SHORT TASK. Restate the listing that follows word for word, without its pictures.

Stored records:
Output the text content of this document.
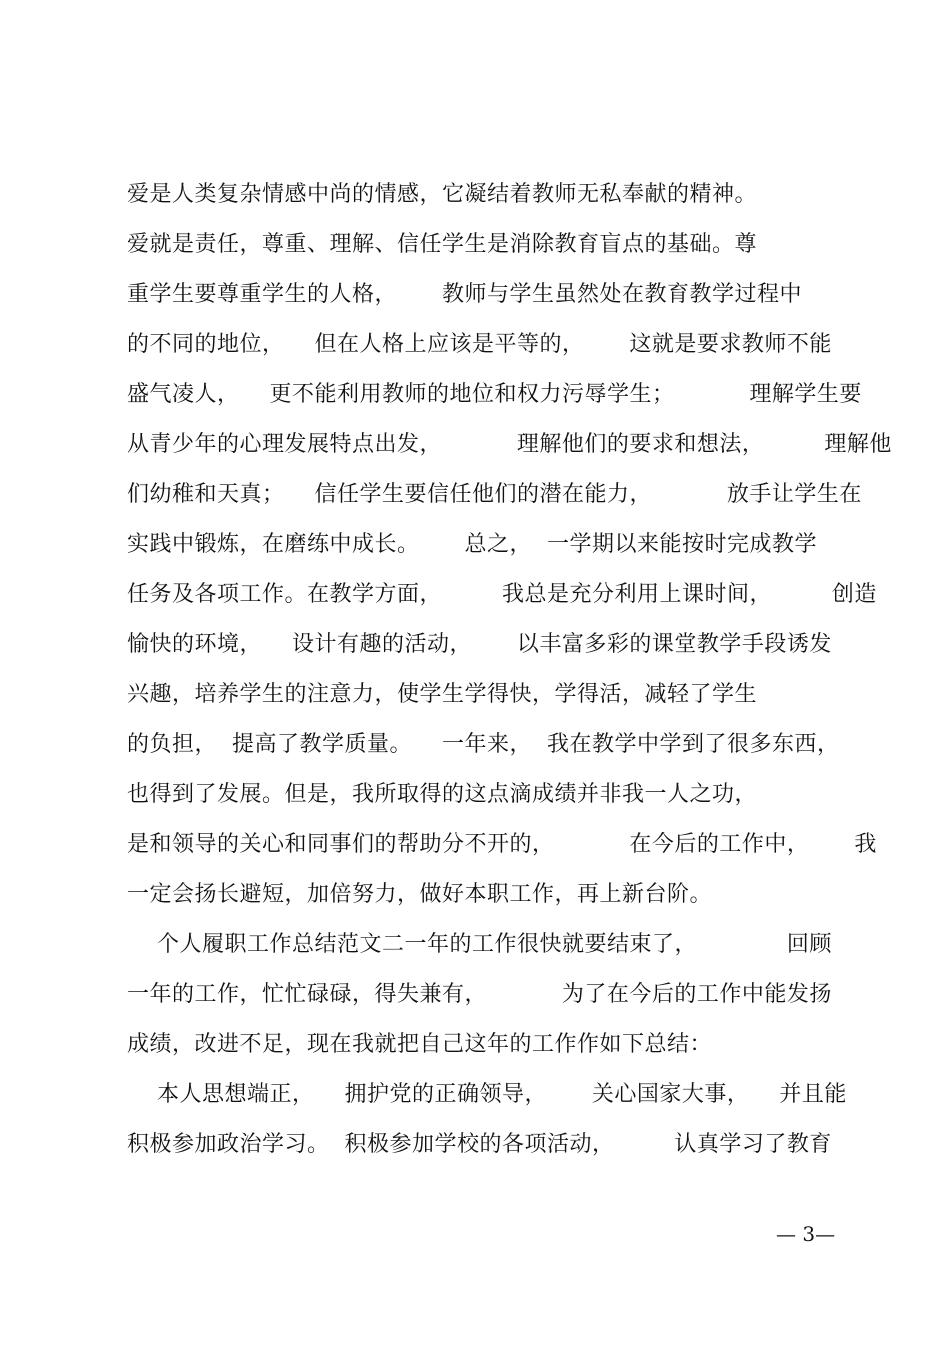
爱是人类复杂情感中尚的情感，它凝结着教师无私奉献的精神。
爱就是责任，尊重、理解、信任学生是消除教育盲点的基础。尊
重学生要尊重学生的人格，      教师与学生虽然处在教育教学过程中
的不同的地位，    但在人格上应该是平等的，      这就是要求教师不能
盛气凌人，    更不能利用教师的地位和权力污辱学生；          理解学生要
从青少年的心理发展特点出发，          理解他们的要求和想法，        理解他
们幼稚和天真；    信任学生要信任他们的潜在能力，          放手让学生在
实践中锻炼，在磨练中成长。      总之，  一学期以来能按时完成教学
任务及各项工作。在教学方面，        我总是充分利用上课时间，        创造
愉快的环境，    设计有趣的活动，      以丰富多彩的课堂教学手段诱发
兴趣，培养学生的注意力，使学生学得快，学得活，减轻了学生
的负担，  提高了教学质量。    一年来，  我在教学中学到了很多东西，
也得到了发展。但是，我所取得的这点滴成绩并非我一人之功，
是和领导的关心和同事们的帮助分不开的，          在今后的工作中，      我
一定会扬长避短，加倍努力，做好本职工作，再上新台阶。
个人履职工作总结范文二一年的工作很快就要结束了，            回顾
一年的工作，忙忙碌碌，得失兼有，          为了在今后的工作中能发扬
成绩，改进不足，现在我就把自己这年的工作作如下总结：
本人思想端正，    拥护党的正确领导，      关心国家大事，    并且能
积极参加政治学习。  积极参加学校的各项活动，        认真学习了教育
— 3—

SOLUTION TO THIS TASK.
Output the text content of this document.
爱是人类复杂情感中尚的情感，它凝结着教师无私奉献的精神。
爱就是责任，尊重、理解、信任学生是消除教育盲点的基础。尊
重学生要尊重学生的人格，      教师与学生虽然处在教育教学过程中
的不同的地位，    但在人格上应该是平等的，      这就是要求教师不能
盛气凌人，    更不能利用教师的地位和权力污辱学生；          理解学生要
从青少年的心理发展特点出发，          理解他们的要求和想法，        理解他
们幼稚和天真；    信任学生要信任他们的潜在能力，          放手让学生在
实践中锻炼，在磨练中成长。      总之，  一学期以来能按时完成教学
任务及各项工作。在教学方面，        我总是充分利用上课时间，        创造
愉快的环境，    设计有趣的活动，      以丰富多彩的课堂教学手段诱发
兴趣，培养学生的注意力，使学生学得快，学得活，减轻了学生
的负担，  提高了教学质量。    一年来，  我在教学中学到了很多东西，
也得到了发展。但是，我所取得的这点滴成绩并非我一人之功，
是和领导的关心和同事们的帮助分不开的，          在今后的工作中，      我
一定会扬长避短，加倍努力，做好本职工作，再上新台阶。
个人履职工作总结范文二一年的工作很快就要结束了，            回顾
一年的工作，忙忙碌碌，得失兼有，          为了在今后的工作中能发扬
成绩，改进不足，现在我就把自己这年的工作作如下总结：
本人思想端正，    拥护党的正确领导，      关心国家大事，    并且能
积极参加政治学习。  积极参加学校的各项活动，        认真学习了教育
— 3—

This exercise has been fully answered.